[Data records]
=-=-=-=-=
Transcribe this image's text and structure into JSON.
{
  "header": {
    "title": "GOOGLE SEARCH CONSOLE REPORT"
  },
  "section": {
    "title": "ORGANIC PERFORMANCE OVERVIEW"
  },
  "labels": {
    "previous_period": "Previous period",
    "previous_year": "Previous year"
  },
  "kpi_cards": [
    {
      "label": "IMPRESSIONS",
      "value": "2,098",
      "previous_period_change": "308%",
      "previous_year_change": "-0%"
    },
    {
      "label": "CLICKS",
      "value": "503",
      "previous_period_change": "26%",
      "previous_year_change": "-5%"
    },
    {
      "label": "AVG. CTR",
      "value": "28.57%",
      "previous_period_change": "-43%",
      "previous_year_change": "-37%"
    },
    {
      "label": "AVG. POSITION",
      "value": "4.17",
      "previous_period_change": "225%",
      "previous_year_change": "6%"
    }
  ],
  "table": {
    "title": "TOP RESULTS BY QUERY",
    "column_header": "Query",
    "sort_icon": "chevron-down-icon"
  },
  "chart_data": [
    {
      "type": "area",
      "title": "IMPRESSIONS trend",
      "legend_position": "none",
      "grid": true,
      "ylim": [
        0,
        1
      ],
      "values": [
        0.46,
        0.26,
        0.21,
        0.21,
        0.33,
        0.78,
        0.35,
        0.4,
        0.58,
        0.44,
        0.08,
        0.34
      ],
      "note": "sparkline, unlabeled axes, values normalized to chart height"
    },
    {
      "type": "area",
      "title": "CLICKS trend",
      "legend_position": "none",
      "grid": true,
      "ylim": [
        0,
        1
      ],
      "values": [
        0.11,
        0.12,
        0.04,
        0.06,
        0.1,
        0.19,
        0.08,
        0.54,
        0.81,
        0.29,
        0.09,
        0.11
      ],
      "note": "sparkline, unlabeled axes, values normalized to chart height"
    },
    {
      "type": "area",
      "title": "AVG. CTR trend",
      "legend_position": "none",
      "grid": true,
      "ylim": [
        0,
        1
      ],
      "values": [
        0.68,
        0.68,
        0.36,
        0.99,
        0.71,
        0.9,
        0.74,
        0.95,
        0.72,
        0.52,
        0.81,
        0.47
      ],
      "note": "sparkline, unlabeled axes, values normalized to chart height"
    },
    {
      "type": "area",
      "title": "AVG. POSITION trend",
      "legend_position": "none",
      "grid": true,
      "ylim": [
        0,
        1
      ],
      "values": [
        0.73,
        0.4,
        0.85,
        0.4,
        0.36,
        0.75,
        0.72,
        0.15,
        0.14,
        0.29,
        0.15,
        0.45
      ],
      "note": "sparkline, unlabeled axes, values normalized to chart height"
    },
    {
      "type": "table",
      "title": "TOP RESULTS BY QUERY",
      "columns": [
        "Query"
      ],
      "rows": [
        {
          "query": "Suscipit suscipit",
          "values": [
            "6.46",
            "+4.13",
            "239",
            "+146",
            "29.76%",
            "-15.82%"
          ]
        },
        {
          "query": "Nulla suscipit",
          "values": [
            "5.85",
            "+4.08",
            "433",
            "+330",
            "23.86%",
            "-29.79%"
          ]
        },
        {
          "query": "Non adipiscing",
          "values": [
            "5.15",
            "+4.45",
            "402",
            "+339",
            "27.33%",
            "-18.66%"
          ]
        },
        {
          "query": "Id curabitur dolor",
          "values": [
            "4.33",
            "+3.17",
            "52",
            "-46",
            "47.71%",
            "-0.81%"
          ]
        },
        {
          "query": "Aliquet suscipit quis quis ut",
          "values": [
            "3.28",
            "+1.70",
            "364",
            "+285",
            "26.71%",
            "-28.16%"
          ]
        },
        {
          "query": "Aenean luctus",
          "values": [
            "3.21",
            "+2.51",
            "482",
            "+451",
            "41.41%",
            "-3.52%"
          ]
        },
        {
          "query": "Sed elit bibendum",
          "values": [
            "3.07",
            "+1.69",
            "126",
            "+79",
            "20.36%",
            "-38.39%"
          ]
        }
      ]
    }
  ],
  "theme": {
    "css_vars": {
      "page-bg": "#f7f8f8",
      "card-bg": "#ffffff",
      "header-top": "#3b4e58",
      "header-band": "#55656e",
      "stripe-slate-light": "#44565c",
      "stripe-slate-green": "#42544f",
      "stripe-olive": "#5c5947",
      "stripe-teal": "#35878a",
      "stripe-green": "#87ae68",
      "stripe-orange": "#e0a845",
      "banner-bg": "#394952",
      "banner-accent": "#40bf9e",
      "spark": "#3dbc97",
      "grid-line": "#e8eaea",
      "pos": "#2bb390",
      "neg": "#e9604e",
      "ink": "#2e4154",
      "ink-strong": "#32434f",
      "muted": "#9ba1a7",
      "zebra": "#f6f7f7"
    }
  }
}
=-=-=-=-=
→ WHAT THE EXERCISE ASKS
Write out every entry exactly as given.

→ THE OUTPUT
Transcribe this image's text and structure into JSON.
{
  "header": {
    "title": "GOOGLE SEARCH CONSOLE REPORT"
  },
  "section": {
    "title": "ORGANIC PERFORMANCE OVERVIEW"
  },
  "labels": {
    "previous_period": "Previous period",
    "previous_year": "Previous year"
  },
  "kpi_cards": [
    {
      "label": "IMPRESSIONS",
      "value": "2,098",
      "previous_period_change": "308%",
      "previous_year_change": "-0%"
    },
    {
      "label": "CLICKS",
      "value": "503",
      "previous_period_change": "26%",
      "previous_year_change": "-5%"
    },
    {
      "label": "AVG. CTR",
      "value": "28.57%",
      "previous_period_change": "-43%",
      "previous_year_change": "-37%"
    },
    {
      "label": "AVG. POSITION",
      "value": "4.17",
      "previous_period_change": "225%",
      "previous_year_change": "6%"
    }
  ],
  "table": {
    "title": "TOP RESULTS BY QUERY",
    "column_header": "Query",
    "sort_icon": "chevron-down-icon"
  },
  "chart_data": [
    {
      "type": "area",
      "title": "IMPRESSIONS trend",
      "legend_position": "none",
      "grid": true,
      "ylim": [
        0,
        1
      ],
      "values": [
        0.46,
        0.26,
        0.21,
        0.21,
        0.33,
        0.78,
        0.35,
        0.4,
        0.58,
        0.44,
        0.08,
        0.34
      ],
      "note": "sparkline, unlabeled axes, values normalized to chart height"
    },
    {
      "type": "area",
      "title": "CLICKS trend",
      "legend_position": "none",
      "grid": true,
      "ylim": [
        0,
        1
      ],
      "values": [
        0.11,
        0.12,
        0.04,
        0.06,
        0.1,
        0.19,
        0.08,
        0.54,
        0.81,
        0.29,
        0.09,
        0.11
      ],
      "note": "sparkline, unlabeled axes, values normalized to chart height"
    },
    {
      "type": "area",
      "title": "AVG. CTR trend",
      "legend_position": "none",
      "grid": true,
      "ylim": [
        0,
        1
      ],
      "values": [
        0.68,
        0.68,
        0.36,
        0.99,
        0.71,
        0.9,
        0.74,
        0.95,
        0.72,
        0.52,
        0.81,
        0.47
      ],
      "note": "sparkline, unlabeled axes, values normalized to chart height"
    },
    {
      "type": "area",
      "title": "AVG. POSITION trend",
      "legend_position": "none",
      "grid": true,
      "ylim": [
        0,
        1
      ],
      "values": [
        0.73,
        0.4,
        0.85,
        0.4,
        0.36,
        0.75,
        0.72,
        0.15,
        0.14,
        0.29,
        0.15,
        0.45
      ],
      "note": "sparkline, unlabeled axes, values normalized to chart height"
    },
    {
      "type": "table",
      "title": "TOP RESULTS BY QUERY",
      "columns": [
        "Query"
      ],
      "rows": [
        {
          "query": "Suscipit suscipit",
          "values": [
            "6.46",
            "+4.13",
            "239",
            "+146",
            "29.76%",
            "-15.82%"
          ]
        },
        {
          "query": "Nulla suscipit",
          "values": [
            "5.85",
            "+4.08",
            "433",
            "+330",
            "23.86%",
            "-29.79%"
          ]
        },
        {
          "query": "Non adipiscing",
          "values": [
            "5.15",
            "+4.45",
            "402",
            "+339",
            "27.33%",
            "-18.66%"
          ]
        },
        {
          "query": "Id curabitur dolor",
          "values": [
            "4.33",
            "+3.17",
            "52",
            "-46",
            "47.71%",
            "-0.81%"
          ]
        },
        {
          "query": "Aliquet suscipit quis quis ut",
          "values": [
            "3.28",
            "+1.70",
            "364",
            "+285",
            "26.71%",
            "-28.16%"
          ]
        },
        {
          "query": "Aenean luctus",
          "values": [
            "3.21",
            "+2.51",
            "482",
            "+451",
            "41.41%",
            "-3.52%"
          ]
        },
        {
          "query": "Sed elit bibendum",
          "values": [
            "3.07",
            "+1.69",
            "126",
            "+79",
            "20.36%",
            "-38.39%"
          ]
        }
      ]
    }
  ],
  "theme": {
    "css_vars": {
      "page-bg": "#f7f8f8",
      "card-bg": "#ffffff",
      "header-top": "#3b4e58",
      "header-band": "#55656e",
      "stripe-slate-light": "#44565c",
      "stripe-slate-green": "#42544f",
      "stripe-olive": "#5c5947",
      "stripe-teal": "#35878a",
      "stripe-green": "#87ae68",
      "stripe-orange": "#e0a845",
      "banner-bg": "#394952",
      "banner-accent": "#40bf9e",
      "spark": "#3dbc97",
      "grid-line": "#e8eaea",
      "pos": "#2bb390",
      "neg": "#e9604e",
      "ink": "#2e4154",
      "ink-strong": "#32434f",
      "muted": "#9ba1a7",
      "zebra": "#f6f7f7"
    }
  }
}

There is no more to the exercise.